◆ REQUIREMENT
List the rows from the very first one through the row containing "reference-line-layer (272, 127, 1555, 1019)", inclusive, as a numbered list, omitting any blank lines.

--- begin ENTRIES SHOWN ---

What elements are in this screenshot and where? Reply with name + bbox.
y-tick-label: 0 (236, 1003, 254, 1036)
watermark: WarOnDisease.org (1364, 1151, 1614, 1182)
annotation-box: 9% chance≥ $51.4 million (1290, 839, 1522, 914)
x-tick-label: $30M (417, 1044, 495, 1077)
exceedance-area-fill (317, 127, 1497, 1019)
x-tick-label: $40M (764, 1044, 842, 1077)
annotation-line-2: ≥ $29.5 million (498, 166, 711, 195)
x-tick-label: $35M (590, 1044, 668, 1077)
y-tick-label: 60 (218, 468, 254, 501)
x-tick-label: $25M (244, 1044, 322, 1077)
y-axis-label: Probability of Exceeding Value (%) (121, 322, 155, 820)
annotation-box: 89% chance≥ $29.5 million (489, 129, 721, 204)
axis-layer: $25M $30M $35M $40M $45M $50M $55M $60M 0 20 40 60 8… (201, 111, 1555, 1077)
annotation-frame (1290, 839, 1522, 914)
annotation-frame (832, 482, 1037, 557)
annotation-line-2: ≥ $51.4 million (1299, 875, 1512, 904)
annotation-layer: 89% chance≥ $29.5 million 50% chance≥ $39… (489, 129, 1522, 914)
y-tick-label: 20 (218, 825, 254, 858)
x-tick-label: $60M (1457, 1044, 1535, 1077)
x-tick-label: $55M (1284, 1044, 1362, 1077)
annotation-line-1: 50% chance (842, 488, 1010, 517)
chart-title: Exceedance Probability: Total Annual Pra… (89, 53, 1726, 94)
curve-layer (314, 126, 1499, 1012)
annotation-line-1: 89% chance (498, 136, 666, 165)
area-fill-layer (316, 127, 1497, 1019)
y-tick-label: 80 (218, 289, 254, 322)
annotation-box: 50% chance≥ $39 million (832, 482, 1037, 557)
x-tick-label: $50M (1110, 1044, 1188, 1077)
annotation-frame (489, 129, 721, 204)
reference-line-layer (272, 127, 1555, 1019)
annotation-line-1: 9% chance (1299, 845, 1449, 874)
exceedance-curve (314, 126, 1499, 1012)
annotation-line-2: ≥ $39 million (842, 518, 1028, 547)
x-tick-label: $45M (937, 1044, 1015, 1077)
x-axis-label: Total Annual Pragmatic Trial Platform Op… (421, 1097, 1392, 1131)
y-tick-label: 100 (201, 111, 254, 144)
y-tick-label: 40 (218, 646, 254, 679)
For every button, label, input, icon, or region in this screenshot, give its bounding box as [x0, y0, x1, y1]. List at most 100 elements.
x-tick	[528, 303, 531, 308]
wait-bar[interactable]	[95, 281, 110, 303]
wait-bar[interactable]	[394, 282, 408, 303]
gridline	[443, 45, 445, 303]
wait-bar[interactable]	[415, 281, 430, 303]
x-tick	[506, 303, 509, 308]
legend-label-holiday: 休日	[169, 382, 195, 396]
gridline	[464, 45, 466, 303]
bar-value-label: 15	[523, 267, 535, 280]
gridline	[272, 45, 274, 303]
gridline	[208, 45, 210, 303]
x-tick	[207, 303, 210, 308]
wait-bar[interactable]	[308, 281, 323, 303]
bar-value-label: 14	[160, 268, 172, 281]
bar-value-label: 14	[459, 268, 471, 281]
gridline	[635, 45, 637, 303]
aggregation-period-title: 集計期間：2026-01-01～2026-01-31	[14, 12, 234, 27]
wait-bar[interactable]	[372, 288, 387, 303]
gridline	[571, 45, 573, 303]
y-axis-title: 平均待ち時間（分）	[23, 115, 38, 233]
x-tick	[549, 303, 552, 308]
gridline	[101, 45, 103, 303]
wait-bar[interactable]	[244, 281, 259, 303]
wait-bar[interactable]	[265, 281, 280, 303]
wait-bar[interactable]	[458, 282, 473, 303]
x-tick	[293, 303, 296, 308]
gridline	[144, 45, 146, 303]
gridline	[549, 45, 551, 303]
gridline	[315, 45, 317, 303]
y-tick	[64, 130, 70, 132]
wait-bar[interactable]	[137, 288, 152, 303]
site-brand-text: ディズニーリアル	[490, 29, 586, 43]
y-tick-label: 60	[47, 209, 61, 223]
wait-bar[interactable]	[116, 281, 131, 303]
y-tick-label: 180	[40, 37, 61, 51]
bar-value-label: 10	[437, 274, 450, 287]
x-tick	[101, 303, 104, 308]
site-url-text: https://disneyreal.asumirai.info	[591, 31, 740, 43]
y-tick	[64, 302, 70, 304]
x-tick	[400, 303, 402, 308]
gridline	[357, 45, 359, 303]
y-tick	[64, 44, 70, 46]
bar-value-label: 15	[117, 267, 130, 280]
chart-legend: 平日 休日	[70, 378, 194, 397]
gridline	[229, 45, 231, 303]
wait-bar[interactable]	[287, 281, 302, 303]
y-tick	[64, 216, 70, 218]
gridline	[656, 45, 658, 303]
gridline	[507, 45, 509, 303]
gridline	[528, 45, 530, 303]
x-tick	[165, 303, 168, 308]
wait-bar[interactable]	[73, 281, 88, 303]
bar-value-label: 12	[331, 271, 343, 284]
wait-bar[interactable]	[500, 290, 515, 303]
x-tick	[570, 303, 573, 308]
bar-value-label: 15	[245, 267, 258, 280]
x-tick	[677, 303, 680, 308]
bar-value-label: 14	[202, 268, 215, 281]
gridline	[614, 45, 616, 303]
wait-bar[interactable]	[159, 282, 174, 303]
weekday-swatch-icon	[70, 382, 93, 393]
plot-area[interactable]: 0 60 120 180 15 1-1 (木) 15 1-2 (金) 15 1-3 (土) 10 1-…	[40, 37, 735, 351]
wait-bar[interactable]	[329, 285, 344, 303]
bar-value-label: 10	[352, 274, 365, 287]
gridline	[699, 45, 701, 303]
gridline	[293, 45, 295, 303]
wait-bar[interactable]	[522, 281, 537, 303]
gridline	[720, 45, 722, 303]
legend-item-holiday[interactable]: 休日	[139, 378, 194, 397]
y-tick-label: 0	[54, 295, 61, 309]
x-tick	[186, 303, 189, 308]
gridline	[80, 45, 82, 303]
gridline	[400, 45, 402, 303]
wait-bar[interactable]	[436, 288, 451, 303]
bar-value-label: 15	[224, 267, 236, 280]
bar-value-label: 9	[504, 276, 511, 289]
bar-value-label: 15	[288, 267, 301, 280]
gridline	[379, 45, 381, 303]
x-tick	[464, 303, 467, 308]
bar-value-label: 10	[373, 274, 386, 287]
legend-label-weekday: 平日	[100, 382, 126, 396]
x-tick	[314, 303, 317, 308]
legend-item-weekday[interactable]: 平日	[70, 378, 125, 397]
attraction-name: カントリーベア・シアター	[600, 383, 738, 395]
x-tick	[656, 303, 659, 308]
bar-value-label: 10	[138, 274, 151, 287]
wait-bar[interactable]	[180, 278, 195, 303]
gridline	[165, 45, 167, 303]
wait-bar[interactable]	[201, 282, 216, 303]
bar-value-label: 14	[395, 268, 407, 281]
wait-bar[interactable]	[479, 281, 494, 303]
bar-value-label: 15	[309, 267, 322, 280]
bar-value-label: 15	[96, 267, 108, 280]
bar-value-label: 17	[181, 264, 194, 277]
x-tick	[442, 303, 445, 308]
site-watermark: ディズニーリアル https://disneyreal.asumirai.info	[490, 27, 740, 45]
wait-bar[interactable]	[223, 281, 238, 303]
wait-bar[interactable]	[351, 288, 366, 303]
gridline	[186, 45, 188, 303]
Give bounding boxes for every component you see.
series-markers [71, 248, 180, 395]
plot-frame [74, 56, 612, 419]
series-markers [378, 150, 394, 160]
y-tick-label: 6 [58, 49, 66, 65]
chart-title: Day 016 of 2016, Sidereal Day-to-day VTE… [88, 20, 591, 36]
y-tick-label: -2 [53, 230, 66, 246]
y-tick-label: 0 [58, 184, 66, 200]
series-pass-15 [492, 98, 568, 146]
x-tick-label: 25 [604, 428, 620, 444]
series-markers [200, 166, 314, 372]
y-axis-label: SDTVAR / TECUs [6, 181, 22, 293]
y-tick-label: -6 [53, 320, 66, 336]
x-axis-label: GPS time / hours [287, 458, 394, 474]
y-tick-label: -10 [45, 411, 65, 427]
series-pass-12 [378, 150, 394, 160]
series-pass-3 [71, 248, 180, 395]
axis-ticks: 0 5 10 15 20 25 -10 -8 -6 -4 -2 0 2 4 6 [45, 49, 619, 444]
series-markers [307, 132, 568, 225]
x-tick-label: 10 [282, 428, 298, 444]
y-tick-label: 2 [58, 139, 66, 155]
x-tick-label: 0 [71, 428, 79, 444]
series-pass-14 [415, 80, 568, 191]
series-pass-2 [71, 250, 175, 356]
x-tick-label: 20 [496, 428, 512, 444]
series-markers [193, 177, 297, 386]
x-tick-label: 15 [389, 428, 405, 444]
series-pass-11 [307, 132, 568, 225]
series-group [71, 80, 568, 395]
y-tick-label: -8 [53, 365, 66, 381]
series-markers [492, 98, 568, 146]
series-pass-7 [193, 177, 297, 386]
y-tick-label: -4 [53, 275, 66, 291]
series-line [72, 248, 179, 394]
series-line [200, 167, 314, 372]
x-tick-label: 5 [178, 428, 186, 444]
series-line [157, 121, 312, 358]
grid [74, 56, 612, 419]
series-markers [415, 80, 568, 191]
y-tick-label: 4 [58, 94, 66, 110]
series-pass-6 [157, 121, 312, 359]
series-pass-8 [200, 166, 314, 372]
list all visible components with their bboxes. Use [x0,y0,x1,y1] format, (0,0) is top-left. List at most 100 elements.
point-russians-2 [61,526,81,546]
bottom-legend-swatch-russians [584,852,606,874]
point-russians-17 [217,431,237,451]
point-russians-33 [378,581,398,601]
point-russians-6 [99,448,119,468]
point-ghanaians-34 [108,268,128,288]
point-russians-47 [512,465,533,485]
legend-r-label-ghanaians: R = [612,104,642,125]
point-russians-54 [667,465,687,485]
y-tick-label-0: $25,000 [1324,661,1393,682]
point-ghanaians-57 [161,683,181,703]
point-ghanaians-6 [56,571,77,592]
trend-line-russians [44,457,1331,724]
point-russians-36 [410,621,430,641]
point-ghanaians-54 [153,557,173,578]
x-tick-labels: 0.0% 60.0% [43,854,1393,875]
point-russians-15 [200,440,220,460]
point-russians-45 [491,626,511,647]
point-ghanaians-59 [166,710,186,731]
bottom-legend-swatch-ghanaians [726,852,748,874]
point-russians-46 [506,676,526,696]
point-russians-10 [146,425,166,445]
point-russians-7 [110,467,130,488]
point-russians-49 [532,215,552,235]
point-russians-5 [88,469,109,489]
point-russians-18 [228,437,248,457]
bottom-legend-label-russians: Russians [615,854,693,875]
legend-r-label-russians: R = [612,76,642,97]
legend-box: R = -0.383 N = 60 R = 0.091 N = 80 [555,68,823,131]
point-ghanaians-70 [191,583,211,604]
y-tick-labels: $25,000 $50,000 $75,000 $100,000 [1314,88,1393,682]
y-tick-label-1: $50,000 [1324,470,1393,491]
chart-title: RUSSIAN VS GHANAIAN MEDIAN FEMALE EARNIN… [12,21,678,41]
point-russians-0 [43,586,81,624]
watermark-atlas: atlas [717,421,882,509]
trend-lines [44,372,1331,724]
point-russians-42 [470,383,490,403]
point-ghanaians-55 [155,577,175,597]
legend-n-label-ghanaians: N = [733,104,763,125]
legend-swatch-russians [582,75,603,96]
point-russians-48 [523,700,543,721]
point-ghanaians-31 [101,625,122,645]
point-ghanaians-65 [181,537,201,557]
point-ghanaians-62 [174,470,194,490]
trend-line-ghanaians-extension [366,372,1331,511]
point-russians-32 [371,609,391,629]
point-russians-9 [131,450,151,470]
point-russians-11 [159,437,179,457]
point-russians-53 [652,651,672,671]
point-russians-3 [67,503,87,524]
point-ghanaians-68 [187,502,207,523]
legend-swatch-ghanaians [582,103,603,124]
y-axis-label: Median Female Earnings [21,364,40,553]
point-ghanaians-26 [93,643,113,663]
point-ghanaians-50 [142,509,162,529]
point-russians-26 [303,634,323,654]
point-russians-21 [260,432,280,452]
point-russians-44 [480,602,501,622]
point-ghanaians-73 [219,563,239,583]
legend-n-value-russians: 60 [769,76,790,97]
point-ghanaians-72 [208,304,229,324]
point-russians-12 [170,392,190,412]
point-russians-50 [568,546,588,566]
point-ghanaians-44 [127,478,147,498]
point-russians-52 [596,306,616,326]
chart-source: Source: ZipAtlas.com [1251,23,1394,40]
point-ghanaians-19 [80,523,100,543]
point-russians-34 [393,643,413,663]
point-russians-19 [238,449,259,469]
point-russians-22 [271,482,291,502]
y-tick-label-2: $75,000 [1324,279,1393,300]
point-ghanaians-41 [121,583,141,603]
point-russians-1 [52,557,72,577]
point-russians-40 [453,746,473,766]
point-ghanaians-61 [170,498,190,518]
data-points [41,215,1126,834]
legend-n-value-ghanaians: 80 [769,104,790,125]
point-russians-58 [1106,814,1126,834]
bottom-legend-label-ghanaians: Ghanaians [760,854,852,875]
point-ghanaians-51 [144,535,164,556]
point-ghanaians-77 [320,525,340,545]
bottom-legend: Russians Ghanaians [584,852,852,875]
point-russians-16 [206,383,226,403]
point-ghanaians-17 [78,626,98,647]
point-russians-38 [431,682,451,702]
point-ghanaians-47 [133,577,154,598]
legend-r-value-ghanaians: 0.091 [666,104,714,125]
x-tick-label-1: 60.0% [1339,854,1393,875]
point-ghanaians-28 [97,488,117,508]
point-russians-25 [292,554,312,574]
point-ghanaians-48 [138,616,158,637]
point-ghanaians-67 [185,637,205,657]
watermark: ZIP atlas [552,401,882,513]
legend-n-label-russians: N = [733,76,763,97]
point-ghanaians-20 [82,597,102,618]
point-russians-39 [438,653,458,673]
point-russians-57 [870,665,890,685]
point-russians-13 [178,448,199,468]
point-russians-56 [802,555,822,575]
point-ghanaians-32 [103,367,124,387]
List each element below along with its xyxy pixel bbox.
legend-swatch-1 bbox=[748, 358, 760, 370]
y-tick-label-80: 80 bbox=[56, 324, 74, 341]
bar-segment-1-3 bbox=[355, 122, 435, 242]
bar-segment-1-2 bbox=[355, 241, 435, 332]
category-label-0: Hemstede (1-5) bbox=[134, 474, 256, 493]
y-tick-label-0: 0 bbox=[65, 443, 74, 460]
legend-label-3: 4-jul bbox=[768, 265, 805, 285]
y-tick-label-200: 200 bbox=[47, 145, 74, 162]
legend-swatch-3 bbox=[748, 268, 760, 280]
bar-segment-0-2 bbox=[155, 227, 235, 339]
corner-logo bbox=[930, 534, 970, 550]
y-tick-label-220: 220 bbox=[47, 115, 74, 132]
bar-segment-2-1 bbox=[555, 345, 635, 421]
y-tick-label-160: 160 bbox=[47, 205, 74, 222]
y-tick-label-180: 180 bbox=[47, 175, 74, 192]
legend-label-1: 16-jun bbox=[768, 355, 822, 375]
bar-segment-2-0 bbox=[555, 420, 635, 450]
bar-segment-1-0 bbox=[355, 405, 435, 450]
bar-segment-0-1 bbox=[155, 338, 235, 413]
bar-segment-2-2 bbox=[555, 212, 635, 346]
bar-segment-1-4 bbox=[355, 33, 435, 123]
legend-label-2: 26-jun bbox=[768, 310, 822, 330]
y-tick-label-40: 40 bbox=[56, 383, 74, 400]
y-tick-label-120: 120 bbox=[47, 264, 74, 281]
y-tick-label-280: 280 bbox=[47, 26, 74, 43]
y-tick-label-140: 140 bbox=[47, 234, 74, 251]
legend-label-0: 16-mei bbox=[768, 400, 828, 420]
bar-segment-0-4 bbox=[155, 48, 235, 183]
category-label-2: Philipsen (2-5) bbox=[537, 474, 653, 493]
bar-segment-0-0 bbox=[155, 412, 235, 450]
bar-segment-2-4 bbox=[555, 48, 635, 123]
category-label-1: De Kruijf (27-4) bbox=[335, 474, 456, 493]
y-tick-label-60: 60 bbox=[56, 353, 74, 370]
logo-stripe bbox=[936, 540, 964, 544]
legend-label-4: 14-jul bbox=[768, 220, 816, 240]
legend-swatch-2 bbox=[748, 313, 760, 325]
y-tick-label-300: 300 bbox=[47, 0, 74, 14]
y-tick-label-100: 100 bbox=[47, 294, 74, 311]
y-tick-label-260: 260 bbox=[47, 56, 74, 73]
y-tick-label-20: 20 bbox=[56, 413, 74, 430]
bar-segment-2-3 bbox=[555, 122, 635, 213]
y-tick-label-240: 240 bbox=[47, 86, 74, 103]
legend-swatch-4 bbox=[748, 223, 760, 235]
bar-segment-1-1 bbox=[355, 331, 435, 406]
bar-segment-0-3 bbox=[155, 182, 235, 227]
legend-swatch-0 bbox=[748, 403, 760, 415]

--- end ENTRIES SHOWN ---

◆ TASK RESPONSE
1. What elements are in this screenshot and where? Reply with name + bbox.
2. y-tick-label: 0 (236, 1003, 254, 1036)
3. watermark: WarOnDisease.org (1364, 1151, 1614, 1182)
4. annotation-box: 9% chance≥ $51.4 million (1290, 839, 1522, 914)
5. x-tick-label: $30M (417, 1044, 495, 1077)
6. exceedance-area-fill (317, 127, 1497, 1019)
7. x-tick-label: $40M (764, 1044, 842, 1077)
8. annotation-line-2: ≥ $29.5 million (498, 166, 711, 195)
9. x-tick-label: $35M (590, 1044, 668, 1077)
10. y-tick-label: 60 (218, 468, 254, 501)
11. x-tick-label: $25M (244, 1044, 322, 1077)
12. y-axis-label: Probability of Exceeding Value (%) (121, 322, 155, 820)
13. annotation-box: 89% chance≥ $29.5 million (489, 129, 721, 204)
14. axis-layer: $25M $30M $35M $40M $45M $50M $55M $60M 0 20 40 60 8… (201, 111, 1555, 1077)
15. annotation-frame (1290, 839, 1522, 914)
16. annotation-frame (832, 482, 1037, 557)
17. annotation-line-2: ≥ $51.4 million (1299, 875, 1512, 904)
18. annotation-layer: 89% chance≥ $29.5 million 50% chance≥ $39… (489, 129, 1522, 914)
19. y-tick-label: 20 (218, 825, 254, 858)
20. x-tick-label: $60M (1457, 1044, 1535, 1077)
21. x-tick-label: $55M (1284, 1044, 1362, 1077)
22. annotation-line-1: 50% chance (842, 488, 1010, 517)
23. chart-title: Exceedance Probability: Total Annual Pra… (89, 53, 1726, 94)
24. curve-layer (314, 126, 1499, 1012)
25. annotation-line-1: 89% chance (498, 136, 666, 165)
26. area-fill-layer (316, 127, 1497, 1019)
27. y-tick-label: 80 (218, 289, 254, 322)
28. annotation-box: 50% chance≥ $39 million (832, 482, 1037, 557)
29. x-tick-label: $50M (1110, 1044, 1188, 1077)
30. annotation-frame (489, 129, 721, 204)
31. reference-line-layer (272, 127, 1555, 1019)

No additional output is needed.